• TASK STATEMENT: Identify and pull out each line of the entries in which "style" occurs.

##### DATASET

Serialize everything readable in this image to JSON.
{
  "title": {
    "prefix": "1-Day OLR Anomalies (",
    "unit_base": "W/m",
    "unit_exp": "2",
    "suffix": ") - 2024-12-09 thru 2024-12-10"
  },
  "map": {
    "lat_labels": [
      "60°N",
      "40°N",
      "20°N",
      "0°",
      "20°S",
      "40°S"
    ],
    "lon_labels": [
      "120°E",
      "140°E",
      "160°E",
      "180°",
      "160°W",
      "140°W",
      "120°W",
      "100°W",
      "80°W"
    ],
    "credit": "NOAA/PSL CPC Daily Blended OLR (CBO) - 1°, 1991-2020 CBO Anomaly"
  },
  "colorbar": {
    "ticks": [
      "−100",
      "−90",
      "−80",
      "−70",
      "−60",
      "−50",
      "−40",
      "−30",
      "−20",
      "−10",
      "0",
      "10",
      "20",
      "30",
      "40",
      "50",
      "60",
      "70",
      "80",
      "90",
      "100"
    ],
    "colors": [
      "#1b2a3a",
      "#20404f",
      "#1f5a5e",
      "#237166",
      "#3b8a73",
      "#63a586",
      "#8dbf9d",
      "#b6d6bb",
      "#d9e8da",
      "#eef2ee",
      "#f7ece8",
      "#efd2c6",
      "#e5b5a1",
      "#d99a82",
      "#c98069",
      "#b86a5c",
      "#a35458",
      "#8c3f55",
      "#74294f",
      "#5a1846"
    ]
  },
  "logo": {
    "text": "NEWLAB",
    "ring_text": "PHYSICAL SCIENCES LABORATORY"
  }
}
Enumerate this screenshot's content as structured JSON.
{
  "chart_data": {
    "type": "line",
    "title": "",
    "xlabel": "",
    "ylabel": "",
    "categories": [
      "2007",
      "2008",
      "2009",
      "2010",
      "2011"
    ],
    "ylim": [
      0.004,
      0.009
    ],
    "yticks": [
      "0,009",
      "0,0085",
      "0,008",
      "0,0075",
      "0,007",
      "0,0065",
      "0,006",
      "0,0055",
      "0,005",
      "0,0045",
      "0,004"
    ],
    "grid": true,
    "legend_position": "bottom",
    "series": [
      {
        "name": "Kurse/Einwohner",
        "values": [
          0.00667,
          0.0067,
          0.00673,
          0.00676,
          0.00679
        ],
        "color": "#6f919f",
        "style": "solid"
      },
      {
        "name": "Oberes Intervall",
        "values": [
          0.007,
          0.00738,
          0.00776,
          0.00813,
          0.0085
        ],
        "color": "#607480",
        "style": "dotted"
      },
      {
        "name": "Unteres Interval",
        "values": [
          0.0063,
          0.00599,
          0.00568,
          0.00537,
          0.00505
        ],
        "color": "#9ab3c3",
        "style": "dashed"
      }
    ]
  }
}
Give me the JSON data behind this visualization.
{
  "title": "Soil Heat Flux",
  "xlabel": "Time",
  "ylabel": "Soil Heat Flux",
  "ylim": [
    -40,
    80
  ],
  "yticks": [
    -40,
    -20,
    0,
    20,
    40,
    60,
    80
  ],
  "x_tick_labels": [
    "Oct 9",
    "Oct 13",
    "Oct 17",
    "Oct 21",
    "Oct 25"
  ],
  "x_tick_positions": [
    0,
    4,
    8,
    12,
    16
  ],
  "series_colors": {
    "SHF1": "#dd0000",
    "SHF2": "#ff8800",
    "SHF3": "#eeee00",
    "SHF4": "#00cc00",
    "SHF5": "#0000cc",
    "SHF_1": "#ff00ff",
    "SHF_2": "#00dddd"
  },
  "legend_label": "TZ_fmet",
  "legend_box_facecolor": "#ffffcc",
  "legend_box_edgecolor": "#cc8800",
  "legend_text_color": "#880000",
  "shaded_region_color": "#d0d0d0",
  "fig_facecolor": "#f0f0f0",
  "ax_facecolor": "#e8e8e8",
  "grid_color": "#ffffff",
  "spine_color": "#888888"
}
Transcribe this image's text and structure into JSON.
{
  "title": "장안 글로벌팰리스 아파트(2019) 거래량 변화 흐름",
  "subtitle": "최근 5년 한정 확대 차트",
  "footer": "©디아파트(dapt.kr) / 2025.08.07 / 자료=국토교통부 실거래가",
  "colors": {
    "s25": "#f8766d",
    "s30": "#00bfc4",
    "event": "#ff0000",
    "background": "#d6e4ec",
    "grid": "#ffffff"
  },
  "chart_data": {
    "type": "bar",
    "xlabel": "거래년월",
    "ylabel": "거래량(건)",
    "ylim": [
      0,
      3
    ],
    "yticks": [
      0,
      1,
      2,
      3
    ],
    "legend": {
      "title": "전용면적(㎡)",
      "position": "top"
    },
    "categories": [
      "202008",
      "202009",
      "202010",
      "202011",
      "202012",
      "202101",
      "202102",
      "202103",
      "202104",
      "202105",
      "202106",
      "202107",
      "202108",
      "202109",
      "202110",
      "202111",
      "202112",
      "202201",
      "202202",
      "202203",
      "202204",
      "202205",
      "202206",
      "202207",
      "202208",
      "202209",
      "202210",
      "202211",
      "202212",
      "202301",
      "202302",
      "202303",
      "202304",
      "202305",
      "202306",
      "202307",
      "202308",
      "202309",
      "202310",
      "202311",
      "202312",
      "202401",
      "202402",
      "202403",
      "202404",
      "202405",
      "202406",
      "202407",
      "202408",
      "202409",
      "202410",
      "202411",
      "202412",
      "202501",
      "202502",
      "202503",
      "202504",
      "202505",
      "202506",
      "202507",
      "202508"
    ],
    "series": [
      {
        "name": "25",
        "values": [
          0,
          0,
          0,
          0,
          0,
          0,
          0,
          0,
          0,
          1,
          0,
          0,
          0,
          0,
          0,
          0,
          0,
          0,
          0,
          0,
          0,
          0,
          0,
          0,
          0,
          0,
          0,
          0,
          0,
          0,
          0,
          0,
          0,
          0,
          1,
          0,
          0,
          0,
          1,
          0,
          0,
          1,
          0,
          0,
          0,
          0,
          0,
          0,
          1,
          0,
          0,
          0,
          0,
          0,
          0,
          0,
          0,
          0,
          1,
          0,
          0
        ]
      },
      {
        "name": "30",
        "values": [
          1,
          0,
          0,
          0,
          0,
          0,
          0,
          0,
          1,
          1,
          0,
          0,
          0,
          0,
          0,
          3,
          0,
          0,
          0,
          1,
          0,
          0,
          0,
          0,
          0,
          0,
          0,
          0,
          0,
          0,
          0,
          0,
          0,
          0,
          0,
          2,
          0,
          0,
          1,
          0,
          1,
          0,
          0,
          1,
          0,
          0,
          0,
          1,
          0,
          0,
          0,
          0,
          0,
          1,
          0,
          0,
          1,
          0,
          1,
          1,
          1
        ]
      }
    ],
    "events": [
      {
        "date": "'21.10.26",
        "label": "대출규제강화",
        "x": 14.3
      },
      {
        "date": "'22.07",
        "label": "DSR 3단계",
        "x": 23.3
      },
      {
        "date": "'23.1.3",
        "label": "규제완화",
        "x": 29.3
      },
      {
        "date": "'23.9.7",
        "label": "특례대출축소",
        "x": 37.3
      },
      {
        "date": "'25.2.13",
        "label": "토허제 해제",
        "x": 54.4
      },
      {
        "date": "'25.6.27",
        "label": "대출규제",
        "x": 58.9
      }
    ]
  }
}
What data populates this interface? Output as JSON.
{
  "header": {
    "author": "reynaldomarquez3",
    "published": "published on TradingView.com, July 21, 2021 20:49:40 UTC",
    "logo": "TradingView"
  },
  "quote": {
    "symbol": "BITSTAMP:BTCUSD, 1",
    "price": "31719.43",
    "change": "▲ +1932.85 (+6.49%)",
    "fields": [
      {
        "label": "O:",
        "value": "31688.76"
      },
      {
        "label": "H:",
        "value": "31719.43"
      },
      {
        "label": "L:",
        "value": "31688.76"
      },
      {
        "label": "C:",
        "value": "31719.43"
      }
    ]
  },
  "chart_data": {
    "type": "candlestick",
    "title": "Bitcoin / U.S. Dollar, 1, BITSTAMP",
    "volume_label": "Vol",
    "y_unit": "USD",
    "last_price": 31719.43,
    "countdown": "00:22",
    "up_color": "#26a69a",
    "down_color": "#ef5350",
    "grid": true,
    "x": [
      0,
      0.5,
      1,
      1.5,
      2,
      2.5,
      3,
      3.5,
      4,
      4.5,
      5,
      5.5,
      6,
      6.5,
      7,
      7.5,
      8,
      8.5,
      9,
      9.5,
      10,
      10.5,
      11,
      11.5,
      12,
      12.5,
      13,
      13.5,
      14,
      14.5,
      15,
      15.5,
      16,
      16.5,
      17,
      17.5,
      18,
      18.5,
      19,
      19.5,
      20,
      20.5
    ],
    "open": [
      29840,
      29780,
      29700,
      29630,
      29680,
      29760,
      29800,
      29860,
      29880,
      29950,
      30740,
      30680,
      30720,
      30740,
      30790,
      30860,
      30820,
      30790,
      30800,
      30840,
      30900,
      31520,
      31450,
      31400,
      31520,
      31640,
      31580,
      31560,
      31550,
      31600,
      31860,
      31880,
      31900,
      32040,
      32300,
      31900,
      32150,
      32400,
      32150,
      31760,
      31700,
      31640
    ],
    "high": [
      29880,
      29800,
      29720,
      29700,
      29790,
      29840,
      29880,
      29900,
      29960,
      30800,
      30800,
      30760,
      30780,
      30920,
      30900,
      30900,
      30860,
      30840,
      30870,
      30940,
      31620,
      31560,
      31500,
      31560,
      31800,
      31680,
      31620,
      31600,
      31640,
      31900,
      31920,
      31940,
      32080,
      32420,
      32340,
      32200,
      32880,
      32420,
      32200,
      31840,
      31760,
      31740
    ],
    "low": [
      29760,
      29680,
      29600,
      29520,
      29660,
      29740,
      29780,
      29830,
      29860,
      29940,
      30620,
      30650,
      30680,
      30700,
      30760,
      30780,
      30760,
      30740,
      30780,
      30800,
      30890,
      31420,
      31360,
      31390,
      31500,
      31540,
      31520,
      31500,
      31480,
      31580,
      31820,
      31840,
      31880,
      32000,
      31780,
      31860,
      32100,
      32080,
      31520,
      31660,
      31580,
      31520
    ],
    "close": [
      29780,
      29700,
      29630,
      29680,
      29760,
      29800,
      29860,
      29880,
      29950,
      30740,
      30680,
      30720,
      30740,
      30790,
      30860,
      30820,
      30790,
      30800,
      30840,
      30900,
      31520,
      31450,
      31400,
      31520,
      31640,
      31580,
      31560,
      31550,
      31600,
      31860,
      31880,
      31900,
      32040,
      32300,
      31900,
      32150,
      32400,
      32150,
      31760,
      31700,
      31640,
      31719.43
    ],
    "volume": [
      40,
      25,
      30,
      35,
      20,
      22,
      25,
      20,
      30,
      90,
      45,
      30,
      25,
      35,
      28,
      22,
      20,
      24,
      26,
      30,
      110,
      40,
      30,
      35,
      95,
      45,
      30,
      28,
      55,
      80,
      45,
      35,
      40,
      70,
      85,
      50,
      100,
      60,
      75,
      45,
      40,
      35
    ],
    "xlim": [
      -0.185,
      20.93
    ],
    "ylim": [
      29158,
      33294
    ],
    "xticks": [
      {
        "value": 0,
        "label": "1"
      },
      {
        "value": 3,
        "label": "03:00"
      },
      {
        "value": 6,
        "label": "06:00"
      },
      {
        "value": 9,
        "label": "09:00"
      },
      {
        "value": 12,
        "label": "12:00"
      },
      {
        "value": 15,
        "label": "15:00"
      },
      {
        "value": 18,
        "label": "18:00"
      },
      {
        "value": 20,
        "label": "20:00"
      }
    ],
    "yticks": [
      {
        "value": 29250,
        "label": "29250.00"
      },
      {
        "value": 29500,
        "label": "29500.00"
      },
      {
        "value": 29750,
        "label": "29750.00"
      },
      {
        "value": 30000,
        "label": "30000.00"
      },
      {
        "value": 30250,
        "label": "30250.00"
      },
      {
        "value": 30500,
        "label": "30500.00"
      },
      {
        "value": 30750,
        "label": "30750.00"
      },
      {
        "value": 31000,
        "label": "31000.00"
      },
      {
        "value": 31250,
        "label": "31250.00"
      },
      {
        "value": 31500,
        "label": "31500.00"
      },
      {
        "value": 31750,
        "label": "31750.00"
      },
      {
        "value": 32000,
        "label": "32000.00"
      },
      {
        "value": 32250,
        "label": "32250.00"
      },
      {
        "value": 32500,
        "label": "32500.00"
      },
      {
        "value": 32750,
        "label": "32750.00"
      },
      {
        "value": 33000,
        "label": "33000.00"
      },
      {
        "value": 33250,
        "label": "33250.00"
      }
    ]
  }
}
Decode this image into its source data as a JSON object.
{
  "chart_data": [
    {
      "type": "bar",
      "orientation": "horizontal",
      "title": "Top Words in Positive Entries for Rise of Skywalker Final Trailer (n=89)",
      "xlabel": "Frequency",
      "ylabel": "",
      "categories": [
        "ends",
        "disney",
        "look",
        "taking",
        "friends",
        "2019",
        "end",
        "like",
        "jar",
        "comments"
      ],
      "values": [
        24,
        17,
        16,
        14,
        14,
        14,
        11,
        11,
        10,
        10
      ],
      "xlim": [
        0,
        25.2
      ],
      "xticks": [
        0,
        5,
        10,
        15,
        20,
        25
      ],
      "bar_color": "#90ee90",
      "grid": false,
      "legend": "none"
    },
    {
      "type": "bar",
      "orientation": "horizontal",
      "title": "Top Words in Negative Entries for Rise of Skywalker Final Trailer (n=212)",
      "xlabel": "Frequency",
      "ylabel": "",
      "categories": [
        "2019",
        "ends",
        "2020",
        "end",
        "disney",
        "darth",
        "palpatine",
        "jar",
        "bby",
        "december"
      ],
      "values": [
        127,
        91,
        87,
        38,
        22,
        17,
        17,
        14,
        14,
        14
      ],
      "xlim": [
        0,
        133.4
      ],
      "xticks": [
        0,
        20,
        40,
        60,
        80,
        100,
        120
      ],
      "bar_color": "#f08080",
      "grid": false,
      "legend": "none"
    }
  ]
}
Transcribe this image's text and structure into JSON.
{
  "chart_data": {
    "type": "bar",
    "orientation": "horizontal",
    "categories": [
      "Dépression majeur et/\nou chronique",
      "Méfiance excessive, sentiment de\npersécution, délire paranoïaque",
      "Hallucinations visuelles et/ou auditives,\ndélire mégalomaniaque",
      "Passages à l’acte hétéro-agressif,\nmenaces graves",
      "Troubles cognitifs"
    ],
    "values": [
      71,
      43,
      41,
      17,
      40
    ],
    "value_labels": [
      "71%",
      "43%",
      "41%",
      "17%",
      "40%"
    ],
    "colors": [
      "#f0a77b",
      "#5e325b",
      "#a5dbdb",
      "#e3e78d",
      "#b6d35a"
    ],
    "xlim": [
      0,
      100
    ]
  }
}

##########

• WORKED ANSWER:
        "style": "solid"
        "style": "dotted"
        "style": "dashed"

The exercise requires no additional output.